The entries below are to be repeated exactly as they stand.

** begin **

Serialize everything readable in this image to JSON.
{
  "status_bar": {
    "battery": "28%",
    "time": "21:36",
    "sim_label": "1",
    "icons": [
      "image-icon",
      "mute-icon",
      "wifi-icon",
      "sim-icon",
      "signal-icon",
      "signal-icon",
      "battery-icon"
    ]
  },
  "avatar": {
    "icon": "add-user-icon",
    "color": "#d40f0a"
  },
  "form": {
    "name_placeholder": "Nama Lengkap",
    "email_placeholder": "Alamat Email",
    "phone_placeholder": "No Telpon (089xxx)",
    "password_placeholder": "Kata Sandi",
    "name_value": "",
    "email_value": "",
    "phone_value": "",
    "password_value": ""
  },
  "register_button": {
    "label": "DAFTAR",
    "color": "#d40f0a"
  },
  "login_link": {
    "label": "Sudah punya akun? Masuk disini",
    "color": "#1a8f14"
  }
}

** end **

Response »
Serialize everything readable in this image to JSON.
{
  "status_bar": {
    "battery": "28%",
    "time": "21:36",
    "sim_label": "1",
    "icons": [
      "image-icon",
      "mute-icon",
      "wifi-icon",
      "sim-icon",
      "signal-icon",
      "signal-icon",
      "battery-icon"
    ]
  },
  "avatar": {
    "icon": "add-user-icon",
    "color": "#d40f0a"
  },
  "form": {
    "name_placeholder": "Nama Lengkap",
    "email_placeholder": "Alamat Email",
    "phone_placeholder": "No Telpon (089xxx)",
    "password_placeholder": "Kata Sandi",
    "name_value": "",
    "email_value": "",
    "phone_value": "",
    "password_value": ""
  },
  "register_button": {
    "label": "DAFTAR",
    "color": "#d40f0a"
  },
  "login_link": {
    "label": "Sudah punya akun? Masuk disini",
    "color": "#1a8f14"
  }
}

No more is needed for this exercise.